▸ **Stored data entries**
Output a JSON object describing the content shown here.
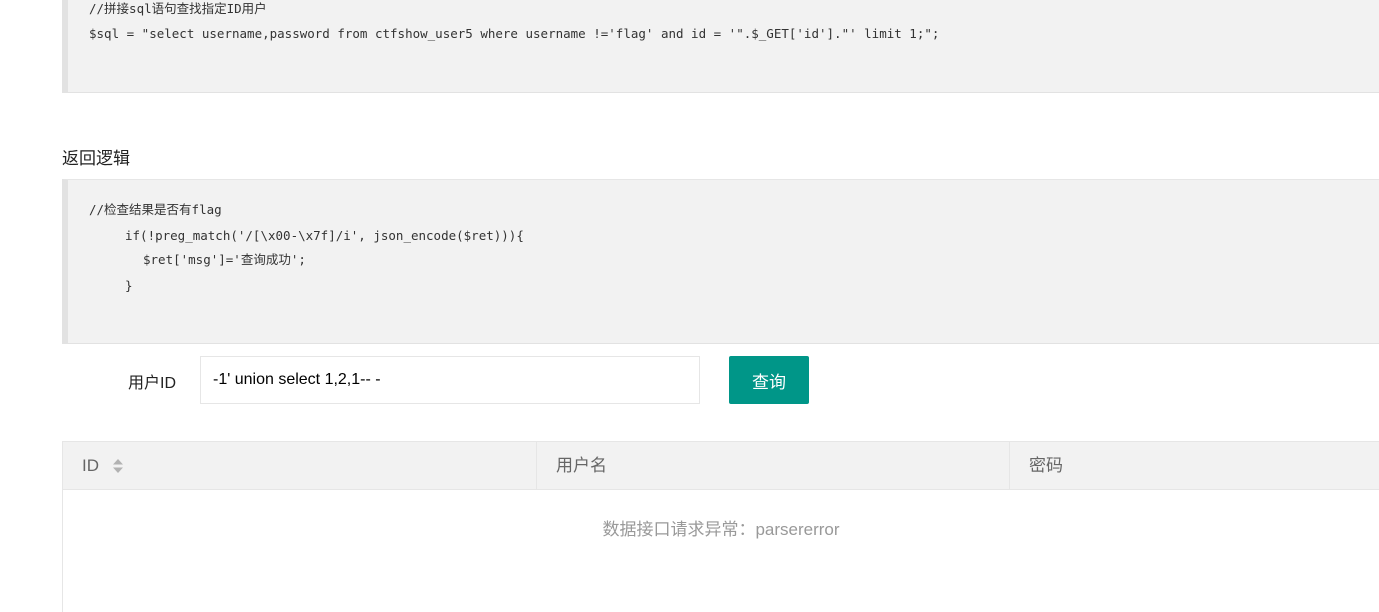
{
  "code_block_1": {
    "lines": [
      "//拼接sql语句查找指定ID用户",
      "$sql = \"select username,password from ctfshow_user5 where username !='flag' and id = '\".$_GET['id'].\"' limit 1;\";"
    ]
  },
  "section_title": "返回逻辑",
  "code_block_2": {
    "lines": [
      "//检查结果是否有flag",
      "if(!preg_match('/[\\x00-\\x7f]/i', json_encode($ret))){",
      "$ret['msg']='查询成功';",
      "}"
    ]
  },
  "form": {
    "label": "用户ID",
    "input_value": "-1' union select 1,2,1-- -",
    "button_label": "查询"
  },
  "table": {
    "columns": [
      "ID",
      "用户名",
      "密码"
    ],
    "empty_message": "数据接口请求异常：parsererror"
  },
  "colors": {
    "accent": "#009688",
    "code_bg": "#f2f2f2",
    "header_bg": "#f2f2f2"
  },
  "icons": {
    "sort": "sort-icon"
  }
}
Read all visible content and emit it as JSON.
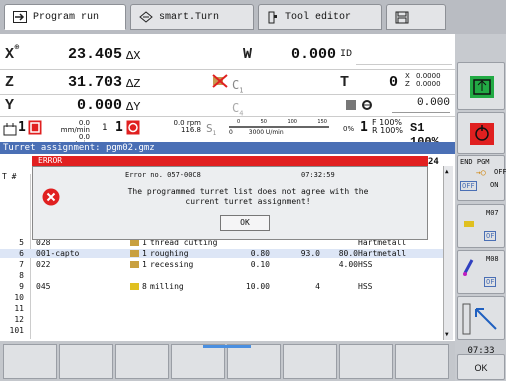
{
  "tabs": {
    "program_run": "Program run",
    "smart_turn": "smart.Turn",
    "tool_editor": "Tool editor"
  },
  "positions": {
    "x": {
      "axis": "X",
      "value": "23.405",
      "delta": "ΔX"
    },
    "z": {
      "axis": "Z",
      "value": "31.703",
      "delta": "ΔZ"
    },
    "y": {
      "axis": "Y",
      "value": "0.000",
      "delta": "ΔY"
    },
    "w": {
      "axis": "W",
      "value": "0.000",
      "id": "ID"
    },
    "c1": "C",
    "c4": "C",
    "c1_sub": "1",
    "c4_sub": "4",
    "t": {
      "label": "T",
      "value": "0",
      "x_label": "X",
      "x_value": "0.0000",
      "z_label": "Z",
      "z_value": "0.0000"
    },
    "extra": "0.000"
  },
  "feed": {
    "override_num": "1",
    "feed_line1": "0.0 mm/min",
    "feed_line2": "0.0 mm/min",
    "s1": "1",
    "s_num": "1",
    "rpm": "0.0 rpm",
    "rpm2": "116.8",
    "s_label": "S",
    "s_sub": "1",
    "scale_ticks": [
      "0",
      "50",
      "100",
      "150"
    ],
    "scale_vals": [
      "0",
      "3000 U/min"
    ],
    "zero_label": "0%",
    "f_label": "F 100%",
    "r_label": "R 100%",
    "s_percent": "S1 100%",
    "one": "1"
  },
  "turret": {
    "header": "Turret assignment: pgm02.gmz",
    "col_t": "T #",
    "count": "24"
  },
  "error": {
    "title": "ERROR",
    "number": "Error no. 057-00C8",
    "time": "07:32:59",
    "line1": "The programmed turret list does not agree with the",
    "line2": "current turret assignment!",
    "ok": "OK"
  },
  "rows": [
    {
      "n": "5",
      "id": "028",
      "q": "1",
      "name": "thread cutting",
      "r": "",
      "a": "",
      "b": "",
      "mat": "Hartmetall"
    },
    {
      "n": "6",
      "id": "001-capto",
      "q": "1",
      "name": "roughing",
      "r": "0.80",
      "a": "93.0",
      "b": "80.0",
      "mat": "Hartmetall"
    },
    {
      "n": "7",
      "id": "022",
      "q": "1",
      "name": "recessing",
      "r": "0.10",
      "a": "",
      "b": "4.00",
      "mat": "HSS"
    },
    {
      "n": "8",
      "id": "",
      "q": "",
      "name": "",
      "r": "",
      "a": "",
      "b": "",
      "mat": ""
    },
    {
      "n": "9",
      "id": "045",
      "q": "8",
      "name": "milling",
      "r": "10.00",
      "a": "4",
      "b": "",
      "mat": "HSS"
    },
    {
      "n": "10",
      "id": "",
      "q": "",
      "name": "",
      "r": "",
      "a": "",
      "b": "",
      "mat": ""
    },
    {
      "n": "11",
      "id": "",
      "q": "",
      "name": "",
      "r": "",
      "a": "",
      "b": "",
      "mat": ""
    },
    {
      "n": "12",
      "id": "",
      "q": "",
      "name": "",
      "r": "",
      "a": "",
      "b": "",
      "mat": ""
    },
    {
      "n": "101",
      "id": "",
      "q": "",
      "name": "",
      "r": "",
      "a": "",
      "b": "",
      "mat": ""
    }
  ],
  "right": {
    "end_pgm": "END PGM",
    "off": "OFF",
    "on": "ON",
    "off2": "OF",
    "m07": "M07",
    "off3": "OF",
    "m08": "M08",
    "off4": "OF",
    "clock": "07:33",
    "ok": "OK"
  },
  "colors": {
    "tab_bg": "#b9bcc2",
    "header_blue": "#4a6fb5",
    "error_red": "#e12020",
    "green": "#22aa44"
  }
}
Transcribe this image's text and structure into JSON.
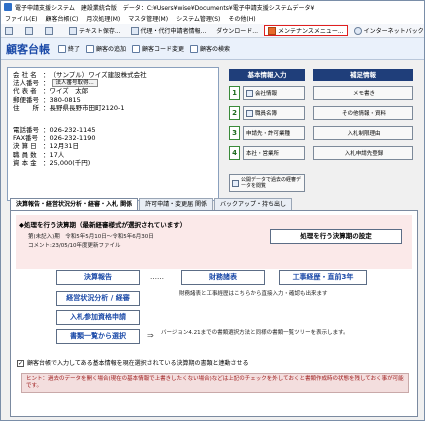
{
  "window": {
    "title": "電子申請支援システム　建設業統合版　データ：C:¥Users¥wise¥Documents¥電子申請支援システムデータ¥"
  },
  "menu": [
    "ファイル(E)",
    "顧客台帳(C)",
    "月次処理(M)",
    "マスタ管理(M)",
    "システム管理(S)",
    "その他(H)"
  ],
  "toolbar": {
    "items": [
      "テキスト保存...",
      "代理・代行申請者情報...",
      "ダウンロード...",
      "メンテナンスメニュー...",
      "インターネットバックアップ..."
    ]
  },
  "header": {
    "brand": "顧客台帳",
    "buttons": [
      "終了",
      "顧客の追加",
      "顧客コード変更",
      "顧客の検索"
    ]
  },
  "company": {
    "name_label": "会 社 名",
    "name": "（サンプル）ワイズ建設株式会社",
    "corp_label": "法人番号",
    "corp_btn": "法人番号取得...",
    "rep_label": "代 表 者",
    "rep": "ワイズ　太郎",
    "zip_label": "郵便番号",
    "zip": "380-0815",
    "addr_label": "住　　所",
    "addr": "長野県長野市田町2120-1",
    "tel_label": "電話番号",
    "tel": "026-232-1145",
    "fax_label": "FAX番号",
    "fax": "026-232-1190",
    "fy_label": "決 算 日",
    "fy": "12月31日",
    "staff_label": "職 員 数",
    "staff": "17人",
    "capital_label": "資 本 金",
    "capital": "25,000(千円)"
  },
  "basic_panel": {
    "title": "基本情報入力",
    "items": [
      {
        "num": "1",
        "label": "会社情報"
      },
      {
        "num": "2",
        "label": "職員名簿"
      },
      {
        "num": "3",
        "label": "申請先・許可業種"
      },
      {
        "num": "4",
        "label": "本社・営業所"
      }
    ]
  },
  "extra_panel": {
    "title": "補足情報",
    "items": [
      "メモ書き",
      "その他情報・資料",
      "入札制限理由",
      "入札申請先登録"
    ]
  },
  "public_data_btn": "公開データで過去の経審データを閲覧",
  "tabs": [
    "決算報告・経営状況分析・経審・入札 関係",
    "許可申請・変更届 関係",
    "バックアップ・持ち出し"
  ],
  "period": {
    "heading": "処理を行う決算期（最新経審様式が選択されています）",
    "line1": "第(未記入)期　令和5年5月10日～令和5年6月30日",
    "line2": "コメント:23/05/10年度更新ファイル",
    "set_btn": "処理を行う決算期の設定"
  },
  "actions": {
    "settlement": "決算報告",
    "dots": "……",
    "financial": "財務諸表",
    "koji": "工事経歴・直前3年",
    "koji_note": "財務諸表と工事経歴はこちらから直接入力・確認も出来ます",
    "analysis": "経営状況分析 / 経審",
    "bid": "入札参加資格申請",
    "docs": "書類一覧から選択",
    "docs_note": "バージョン4.21までの書類選択方法と同様の書類一覧ツリーを表示します。"
  },
  "link_option": {
    "checked": true,
    "label": "顧客台帳で入力してある基本情報を現在選択されている決算期の書類と連動させる"
  },
  "hint": {
    "text": "ヒント：過去のデータを開く場合(現在の基本情報で上書きしたくない場合)などは上記のチェックを外しておくと書類作成時の状態を残しておく事が可能です。"
  },
  "colors": {
    "brand": "#1b4aa8",
    "header_bg": "#1f3e7a",
    "highlight": "#e02020"
  }
}
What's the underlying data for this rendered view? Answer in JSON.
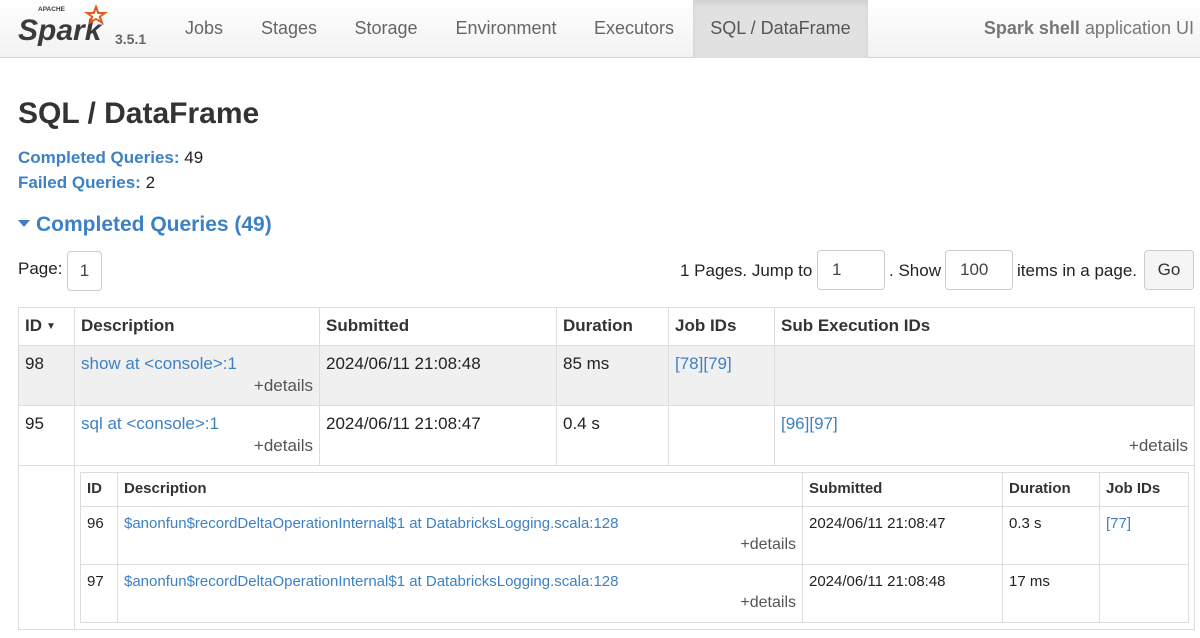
{
  "navbar": {
    "logo_alt": "Apache Spark",
    "logo_small_text": "APACHE",
    "logo_text": "Spark",
    "version": "3.5.1",
    "tabs": [
      {
        "label": "Jobs"
      },
      {
        "label": "Stages"
      },
      {
        "label": "Storage"
      },
      {
        "label": "Environment"
      },
      {
        "label": "Executors"
      },
      {
        "label": "SQL / DataFrame",
        "active": true
      }
    ],
    "app_name": "Spark shell",
    "app_suffix": " application UI"
  },
  "page": {
    "title": "SQL / DataFrame",
    "completed_label": "Completed Queries:",
    "completed_value": "49",
    "failed_label": "Failed Queries:",
    "failed_value": "2",
    "section_title": "Completed Queries (49)"
  },
  "pagination": {
    "page_label": "Page:",
    "current_page": "1",
    "pages_text": "1 Pages. Jump to",
    "jump_value": "1",
    "show_text": ". Show",
    "show_value": "100",
    "items_text": "items in a page.",
    "go_label": "Go"
  },
  "table": {
    "headers": [
      "ID",
      "Description",
      "Submitted",
      "Duration",
      "Job IDs",
      "Sub Execution IDs"
    ],
    "sort_indicator": "▼",
    "rows": [
      {
        "id": "98",
        "description": "show at <console>:1",
        "details": "+details",
        "submitted": "2024/06/11 21:08:48",
        "duration": "85 ms",
        "job_ids": "[78][79]",
        "sub_exec_ids": "",
        "sub_details": ""
      },
      {
        "id": "95",
        "description": "sql at <console>:1",
        "details": "+details",
        "submitted": "2024/06/11 21:08:47",
        "duration": "0.4 s",
        "job_ids": "",
        "sub_exec_ids": "[96][97]",
        "sub_details": "+details"
      }
    ]
  },
  "sub_table": {
    "headers": [
      "ID",
      "Description",
      "Submitted",
      "Duration",
      "Job IDs"
    ],
    "rows": [
      {
        "id": "96",
        "description": "$anonfun$recordDeltaOperationInternal$1 at DatabricksLogging.scala:128",
        "details": "+details",
        "submitted": "2024/06/11 21:08:47",
        "duration": "0.3 s",
        "job_ids": "[77]"
      },
      {
        "id": "97",
        "description": "$anonfun$recordDeltaOperationInternal$1 at DatabricksLogging.scala:128",
        "details": "+details",
        "submitted": "2024/06/11 21:08:48",
        "duration": "17 ms",
        "job_ids": ""
      }
    ]
  },
  "colors": {
    "link": "#3d81c4",
    "logo_orange": "#e25a1c",
    "logo_dark": "#3c3a3e"
  }
}
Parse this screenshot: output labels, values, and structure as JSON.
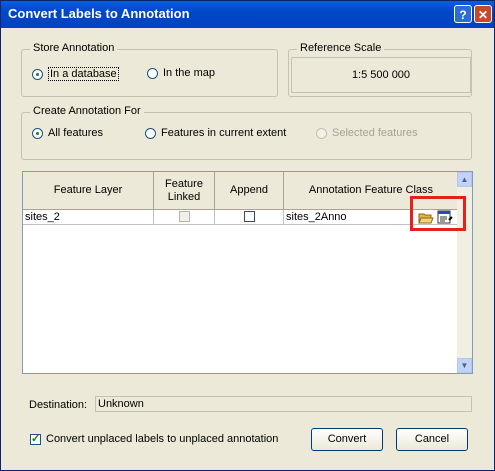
{
  "window": {
    "title": "Convert Labels to Annotation",
    "help_glyph": "?",
    "close_glyph": "✕"
  },
  "store": {
    "label": "Store Annotation",
    "options": [
      {
        "label": "In a database",
        "selected": true
      },
      {
        "label": "In the map",
        "selected": false
      }
    ]
  },
  "reference": {
    "label": "Reference Scale",
    "value": "1:5 500 000"
  },
  "create_for": {
    "label": "Create Annotation For",
    "options": [
      {
        "label": "All features",
        "selected": true,
        "enabled": true
      },
      {
        "label": "Features in current extent",
        "selected": false,
        "enabled": true
      },
      {
        "label": "Selected features",
        "selected": false,
        "enabled": false
      }
    ]
  },
  "table": {
    "headers": [
      "Feature Layer",
      "Feature Linked",
      "Append",
      "Annotation Feature Class"
    ],
    "rows": [
      {
        "layer": "sites_2",
        "feature_linked": false,
        "append": false,
        "annotation_class": "sites_2Anno"
      }
    ]
  },
  "icons": {
    "open": "folder-open-icon",
    "properties": "properties-icon",
    "scroll_up": "▲",
    "scroll_down": "▼"
  },
  "destination": {
    "label": "Destination:",
    "value": "Unknown"
  },
  "unplaced": {
    "label": "Convert unplaced labels to unplaced annotation",
    "checked": true
  },
  "buttons": {
    "convert": "Convert",
    "cancel": "Cancel"
  },
  "colors": {
    "highlight": "#e8201c",
    "titlebar": "#0047c8"
  }
}
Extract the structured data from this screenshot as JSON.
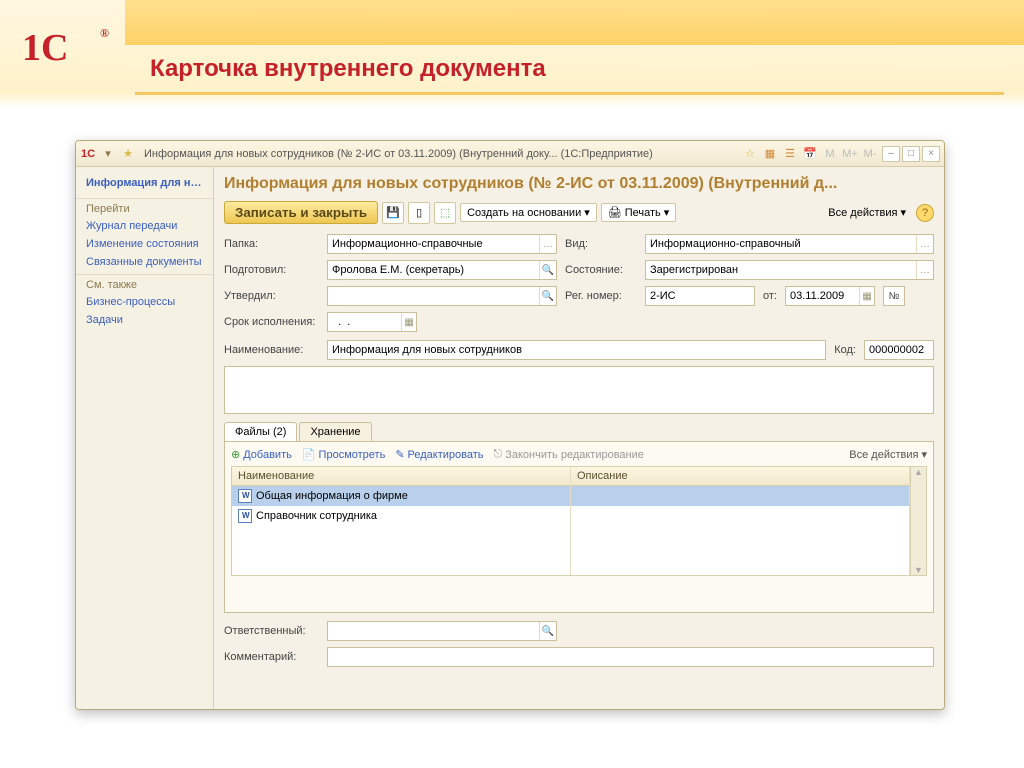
{
  "slide": {
    "title": "Карточка внутреннего документа",
    "logo_text": "1С"
  },
  "titlebar": {
    "text": "Информация для новых сотрудников (№ 2-ИС от 03.11.2009) (Внутренний доку...   (1С:Предприятие)",
    "ctrls": {
      "m": "M",
      "mplus": "M+",
      "mminus": "M-"
    }
  },
  "nav": {
    "title": "Информация для нов…",
    "section1": "Перейти",
    "links1": [
      "Журнал передачи",
      "Изменение состояния",
      "Связанные документы"
    ],
    "section2": "См. также",
    "links2": [
      "Бизнес-процессы",
      "Задачи"
    ]
  },
  "content": {
    "title": "Информация для новых сотрудников (№ 2-ИС от 03.11.2009) (Внутренний д..."
  },
  "toolbar": {
    "save_close": "Записать и закрыть",
    "create_based": "Создать на основании",
    "print": "Печать",
    "all_actions": "Все действия"
  },
  "form": {
    "folder_lbl": "Папка:",
    "folder_val": "Информационно-справочные",
    "kind_lbl": "Вид:",
    "kind_val": "Информационно-справочный",
    "prepared_lbl": "Подготовил:",
    "prepared_val": "Фролова Е.М. (секретарь)",
    "state_lbl": "Состояние:",
    "state_val": "Зарегистрирован",
    "approved_lbl": "Утвердил:",
    "approved_val": "",
    "regnum_lbl": "Рег. номер:",
    "regnum_val": "2-ИС",
    "from_lbl": "от:",
    "from_val": "03.11.2009",
    "num_btn": "№",
    "due_lbl": "Срок исполнения:",
    "due_val": "  .  .",
    "name_lbl": "Наименование:",
    "name_val": "Информация для новых сотрудников",
    "code_lbl": "Код:",
    "code_val": "000000002",
    "resp_lbl": "Ответственный:",
    "resp_val": "",
    "comment_lbl": "Комментарий:",
    "comment_val": ""
  },
  "tabs": {
    "files": "Файлы (2)",
    "storage": "Хранение",
    "add": "Добавить",
    "view": "Просмотреть",
    "edit": "Редактировать",
    "finish_edit": "Закончить редактирование",
    "all_actions": "Все действия",
    "col_name": "Наименование",
    "col_desc": "Описание",
    "rows": [
      "Общая информация о фирме",
      "Справочник сотрудника"
    ]
  }
}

▸ **Task brief**
Locate each line containing the string "DataFrame" and show it.

▸ **Solution for this exercise**
        "label": "SQL / DataFrame",
    "title": "SQL / DataFrame",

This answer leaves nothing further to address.